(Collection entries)
==================================================
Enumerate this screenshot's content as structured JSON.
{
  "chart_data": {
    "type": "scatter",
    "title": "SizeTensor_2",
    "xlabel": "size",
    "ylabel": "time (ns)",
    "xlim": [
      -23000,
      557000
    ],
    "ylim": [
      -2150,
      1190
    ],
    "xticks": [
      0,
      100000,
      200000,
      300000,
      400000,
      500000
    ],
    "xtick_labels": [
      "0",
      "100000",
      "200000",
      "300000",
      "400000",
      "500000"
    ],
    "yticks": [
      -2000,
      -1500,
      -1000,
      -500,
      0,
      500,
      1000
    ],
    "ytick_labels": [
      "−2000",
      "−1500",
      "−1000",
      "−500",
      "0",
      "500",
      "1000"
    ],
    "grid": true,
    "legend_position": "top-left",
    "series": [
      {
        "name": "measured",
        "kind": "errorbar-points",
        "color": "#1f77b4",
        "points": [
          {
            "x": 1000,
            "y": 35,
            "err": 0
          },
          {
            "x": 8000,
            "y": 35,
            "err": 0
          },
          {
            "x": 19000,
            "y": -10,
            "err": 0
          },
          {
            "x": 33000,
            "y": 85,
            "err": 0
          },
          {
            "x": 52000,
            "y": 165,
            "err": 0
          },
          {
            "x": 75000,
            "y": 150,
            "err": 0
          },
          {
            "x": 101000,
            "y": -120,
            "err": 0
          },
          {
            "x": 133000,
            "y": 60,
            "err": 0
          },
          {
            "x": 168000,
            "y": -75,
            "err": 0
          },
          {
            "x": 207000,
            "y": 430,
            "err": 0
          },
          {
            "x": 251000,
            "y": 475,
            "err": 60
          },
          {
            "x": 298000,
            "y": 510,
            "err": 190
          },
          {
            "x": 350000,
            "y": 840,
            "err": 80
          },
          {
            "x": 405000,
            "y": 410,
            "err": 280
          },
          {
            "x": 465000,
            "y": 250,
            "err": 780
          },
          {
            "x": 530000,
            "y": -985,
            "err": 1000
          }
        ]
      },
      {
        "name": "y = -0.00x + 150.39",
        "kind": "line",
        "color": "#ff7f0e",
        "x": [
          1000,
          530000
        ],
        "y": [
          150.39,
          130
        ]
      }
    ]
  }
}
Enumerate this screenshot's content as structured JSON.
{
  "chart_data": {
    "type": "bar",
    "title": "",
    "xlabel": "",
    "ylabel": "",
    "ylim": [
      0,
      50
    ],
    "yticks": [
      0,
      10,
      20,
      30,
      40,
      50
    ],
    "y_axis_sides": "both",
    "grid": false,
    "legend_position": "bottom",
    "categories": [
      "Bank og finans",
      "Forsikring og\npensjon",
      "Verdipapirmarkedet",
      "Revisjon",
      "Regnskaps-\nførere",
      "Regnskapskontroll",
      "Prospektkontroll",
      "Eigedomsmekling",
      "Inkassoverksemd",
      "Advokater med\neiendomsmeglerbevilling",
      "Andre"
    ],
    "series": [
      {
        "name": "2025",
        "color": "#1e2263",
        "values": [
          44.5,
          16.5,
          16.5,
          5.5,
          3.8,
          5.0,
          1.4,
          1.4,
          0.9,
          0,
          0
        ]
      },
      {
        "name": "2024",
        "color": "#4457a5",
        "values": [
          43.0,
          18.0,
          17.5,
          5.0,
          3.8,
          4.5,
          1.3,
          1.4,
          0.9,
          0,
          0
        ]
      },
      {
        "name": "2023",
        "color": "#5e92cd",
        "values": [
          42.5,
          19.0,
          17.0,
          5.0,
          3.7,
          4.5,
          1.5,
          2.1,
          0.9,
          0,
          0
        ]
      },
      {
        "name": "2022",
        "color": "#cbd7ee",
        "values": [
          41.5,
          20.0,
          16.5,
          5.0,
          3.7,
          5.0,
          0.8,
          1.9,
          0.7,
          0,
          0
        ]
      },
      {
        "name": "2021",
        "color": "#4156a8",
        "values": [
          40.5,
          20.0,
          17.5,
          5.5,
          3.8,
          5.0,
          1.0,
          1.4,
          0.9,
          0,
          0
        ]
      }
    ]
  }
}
==================================================
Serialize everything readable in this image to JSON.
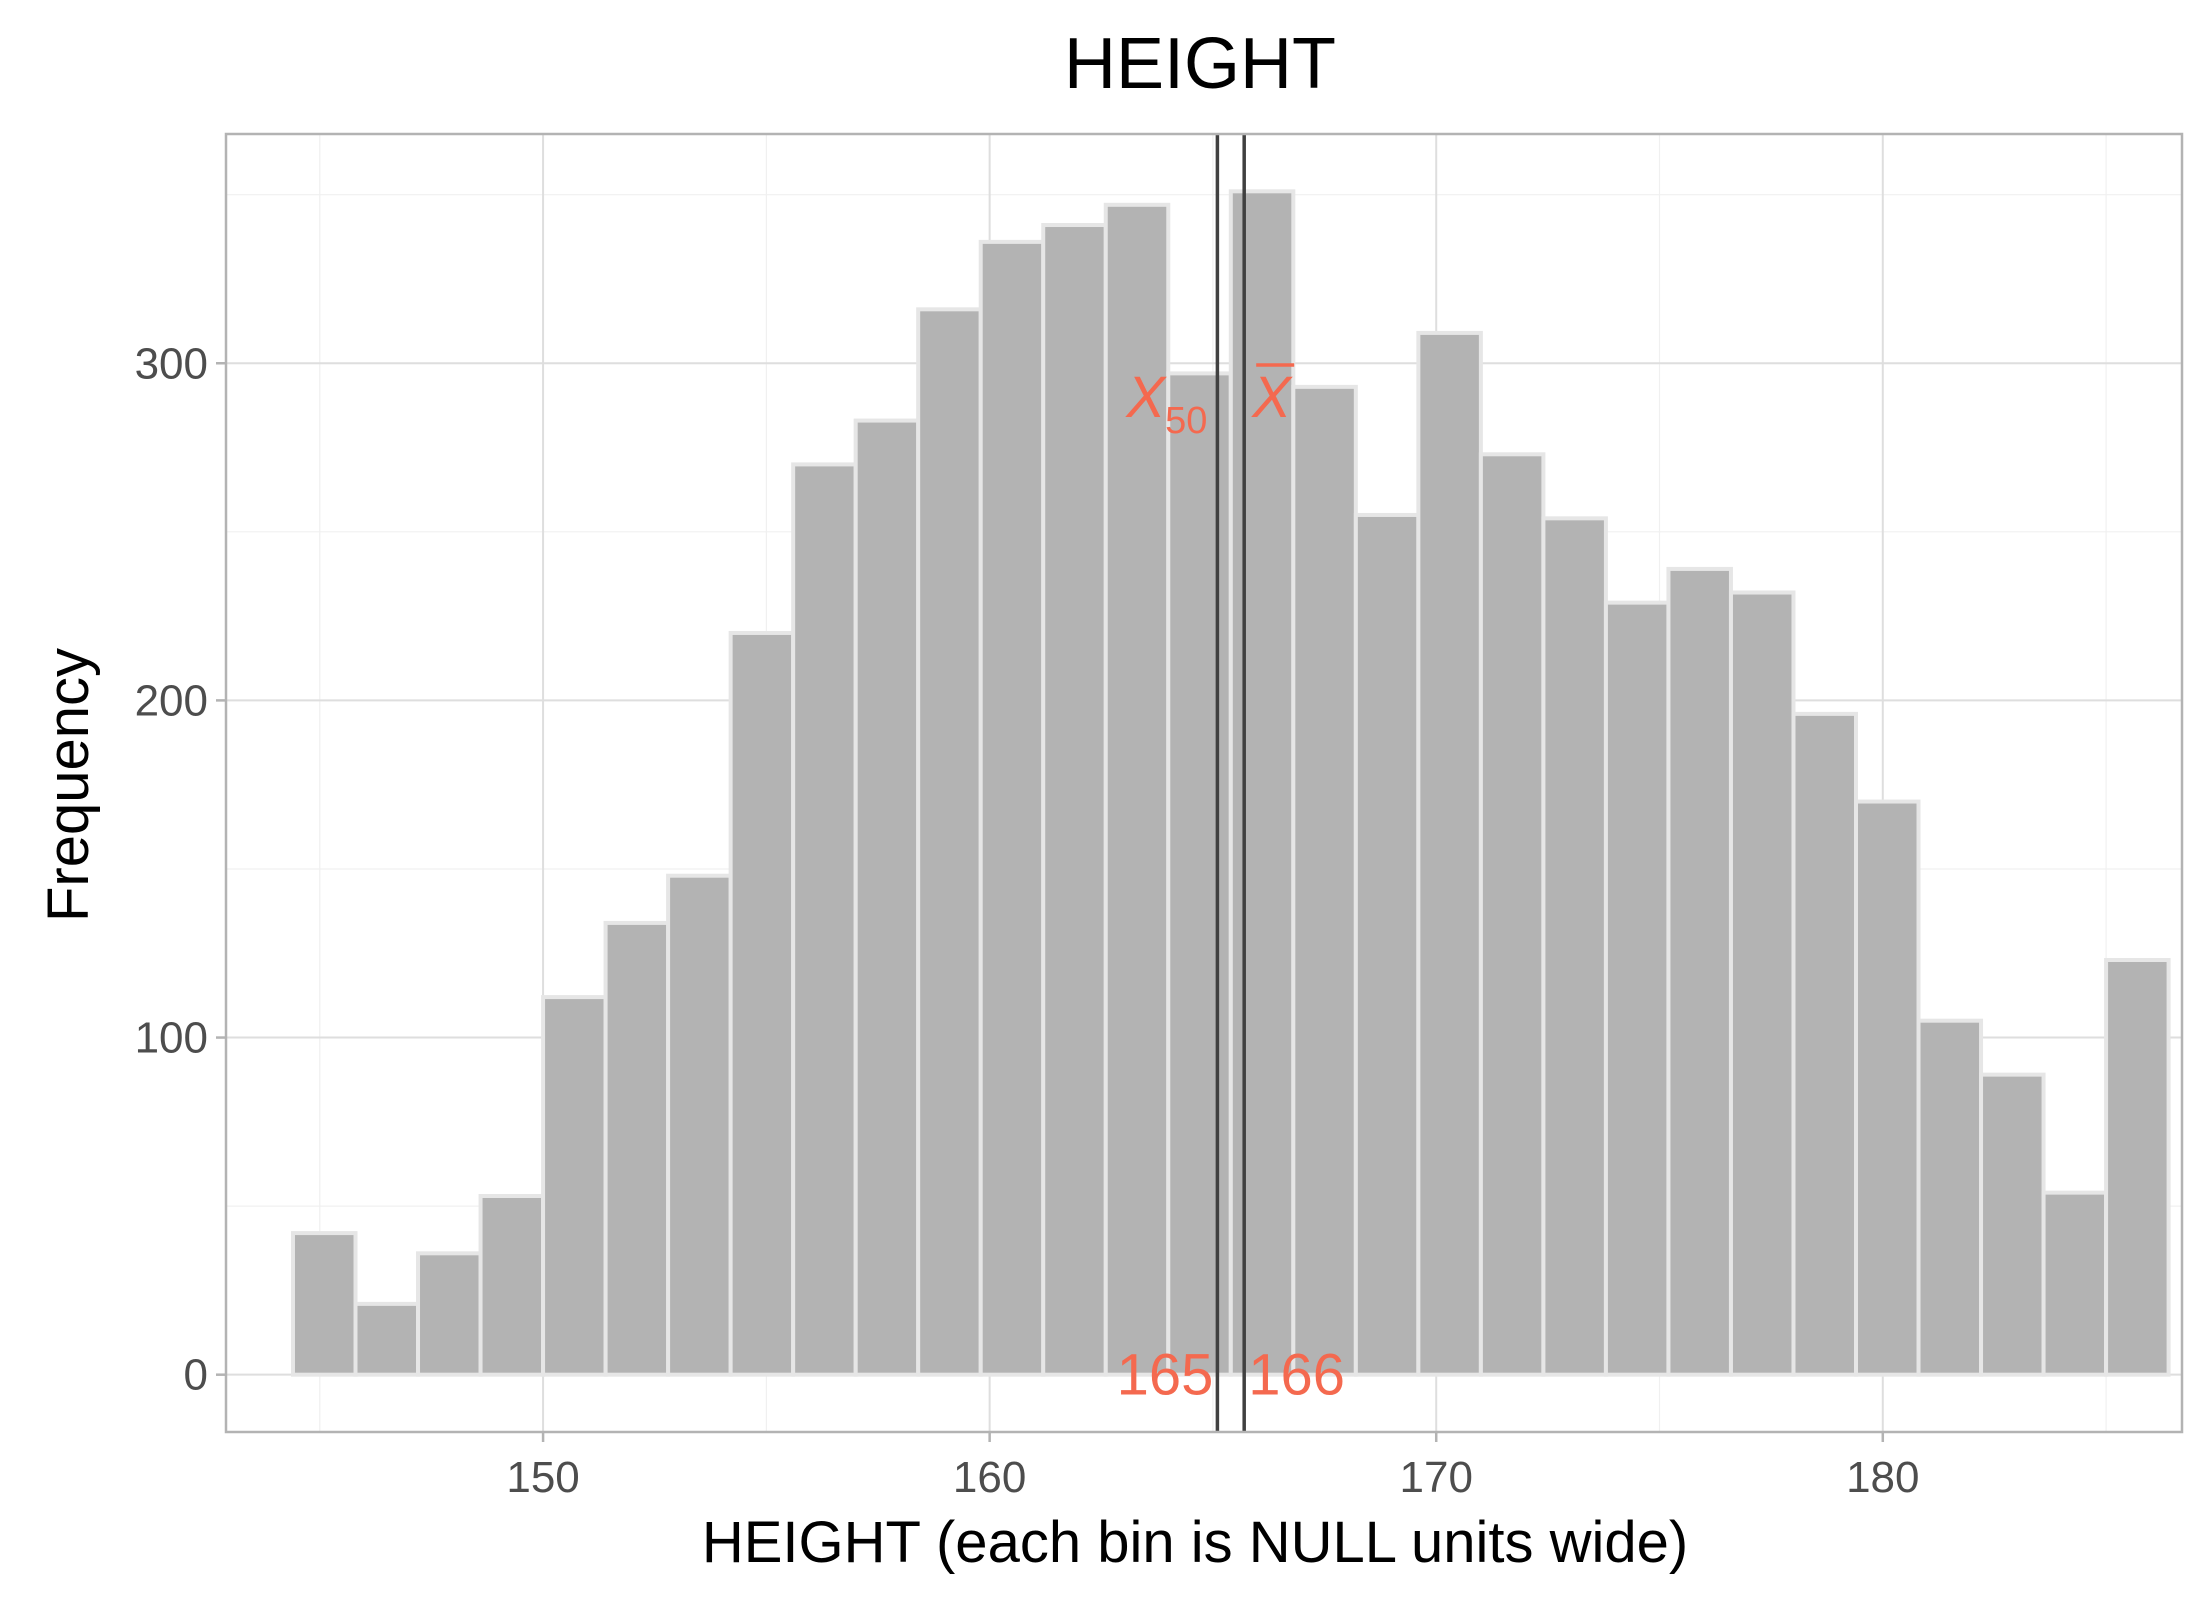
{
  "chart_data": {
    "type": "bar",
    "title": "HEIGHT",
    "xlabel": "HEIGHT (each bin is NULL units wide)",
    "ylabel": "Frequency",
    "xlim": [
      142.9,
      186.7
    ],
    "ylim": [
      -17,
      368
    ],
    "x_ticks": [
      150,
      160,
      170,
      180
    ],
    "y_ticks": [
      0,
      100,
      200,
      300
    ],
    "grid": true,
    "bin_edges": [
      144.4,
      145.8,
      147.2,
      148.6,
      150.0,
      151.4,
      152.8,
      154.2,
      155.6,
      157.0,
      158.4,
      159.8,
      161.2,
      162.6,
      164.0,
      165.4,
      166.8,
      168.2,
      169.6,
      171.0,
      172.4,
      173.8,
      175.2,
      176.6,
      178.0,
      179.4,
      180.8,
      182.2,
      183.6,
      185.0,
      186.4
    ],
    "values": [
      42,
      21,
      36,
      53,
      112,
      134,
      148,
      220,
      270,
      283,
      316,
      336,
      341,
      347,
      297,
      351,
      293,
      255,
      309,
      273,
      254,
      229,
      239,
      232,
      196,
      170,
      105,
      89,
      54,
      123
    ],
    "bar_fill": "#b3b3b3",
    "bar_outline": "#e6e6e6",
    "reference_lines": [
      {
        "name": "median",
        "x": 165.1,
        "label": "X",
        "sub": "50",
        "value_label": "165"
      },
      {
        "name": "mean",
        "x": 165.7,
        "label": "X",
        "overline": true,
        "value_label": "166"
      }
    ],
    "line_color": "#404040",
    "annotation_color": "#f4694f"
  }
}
==================================================
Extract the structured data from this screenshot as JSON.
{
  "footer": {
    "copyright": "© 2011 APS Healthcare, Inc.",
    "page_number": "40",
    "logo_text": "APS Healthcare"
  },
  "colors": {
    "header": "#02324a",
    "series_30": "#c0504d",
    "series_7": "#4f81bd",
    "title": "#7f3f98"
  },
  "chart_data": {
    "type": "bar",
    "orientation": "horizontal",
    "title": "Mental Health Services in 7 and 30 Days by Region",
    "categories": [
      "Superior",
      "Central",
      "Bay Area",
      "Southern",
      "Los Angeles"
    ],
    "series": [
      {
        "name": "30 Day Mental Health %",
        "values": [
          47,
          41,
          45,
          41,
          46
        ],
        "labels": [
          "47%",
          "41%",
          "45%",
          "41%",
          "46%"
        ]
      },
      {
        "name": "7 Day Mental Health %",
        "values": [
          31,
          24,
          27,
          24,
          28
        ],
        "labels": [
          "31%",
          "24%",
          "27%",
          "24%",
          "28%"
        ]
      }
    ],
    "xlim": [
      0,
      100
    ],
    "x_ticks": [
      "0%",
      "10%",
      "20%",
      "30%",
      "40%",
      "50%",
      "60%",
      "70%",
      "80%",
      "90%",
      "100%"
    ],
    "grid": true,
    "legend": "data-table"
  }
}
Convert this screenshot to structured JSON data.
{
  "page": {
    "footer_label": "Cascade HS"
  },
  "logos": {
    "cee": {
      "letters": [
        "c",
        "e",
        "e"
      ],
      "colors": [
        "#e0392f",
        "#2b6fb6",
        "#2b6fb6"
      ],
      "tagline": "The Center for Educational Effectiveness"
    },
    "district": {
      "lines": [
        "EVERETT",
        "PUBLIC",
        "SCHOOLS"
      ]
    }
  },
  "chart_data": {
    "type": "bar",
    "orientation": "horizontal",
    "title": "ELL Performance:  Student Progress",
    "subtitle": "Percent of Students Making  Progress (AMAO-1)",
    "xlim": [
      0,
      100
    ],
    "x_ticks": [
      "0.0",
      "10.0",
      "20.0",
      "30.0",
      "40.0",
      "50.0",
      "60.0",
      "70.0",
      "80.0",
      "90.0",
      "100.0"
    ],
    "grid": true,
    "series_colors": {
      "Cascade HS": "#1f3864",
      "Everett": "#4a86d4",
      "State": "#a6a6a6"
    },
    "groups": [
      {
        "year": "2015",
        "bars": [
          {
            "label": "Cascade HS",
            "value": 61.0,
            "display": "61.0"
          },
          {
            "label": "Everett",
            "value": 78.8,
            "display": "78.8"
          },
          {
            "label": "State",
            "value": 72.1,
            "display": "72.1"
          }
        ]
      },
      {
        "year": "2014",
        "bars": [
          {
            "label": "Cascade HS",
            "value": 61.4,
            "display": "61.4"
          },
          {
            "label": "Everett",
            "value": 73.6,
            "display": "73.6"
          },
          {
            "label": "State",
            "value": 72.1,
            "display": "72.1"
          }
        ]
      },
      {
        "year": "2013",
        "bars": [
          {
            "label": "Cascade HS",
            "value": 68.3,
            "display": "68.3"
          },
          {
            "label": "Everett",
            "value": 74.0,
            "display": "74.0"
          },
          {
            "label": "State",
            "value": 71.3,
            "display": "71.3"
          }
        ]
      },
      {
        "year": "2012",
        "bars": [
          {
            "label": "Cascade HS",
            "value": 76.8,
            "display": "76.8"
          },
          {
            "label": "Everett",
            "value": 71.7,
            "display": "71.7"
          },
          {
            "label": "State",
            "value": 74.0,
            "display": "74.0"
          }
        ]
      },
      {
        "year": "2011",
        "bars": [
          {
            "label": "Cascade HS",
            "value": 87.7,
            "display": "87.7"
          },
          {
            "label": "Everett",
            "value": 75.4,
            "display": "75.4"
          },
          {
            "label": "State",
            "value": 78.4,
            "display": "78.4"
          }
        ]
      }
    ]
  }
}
==================================================
» What the exercise asks: Copy out every line with the word "name".

» Task output:
        "name": "measured",
        "name": "y = -0.00x + 150.39",
        "name": "2025",
        "name": "2024",
        "name": "2023",
        "name": "2022",
        "name": "2021",
        "name": "median",
        "name": "mean",
        "name": "30 Day Mental Health %",
        "name": "7 Day Mental Health %",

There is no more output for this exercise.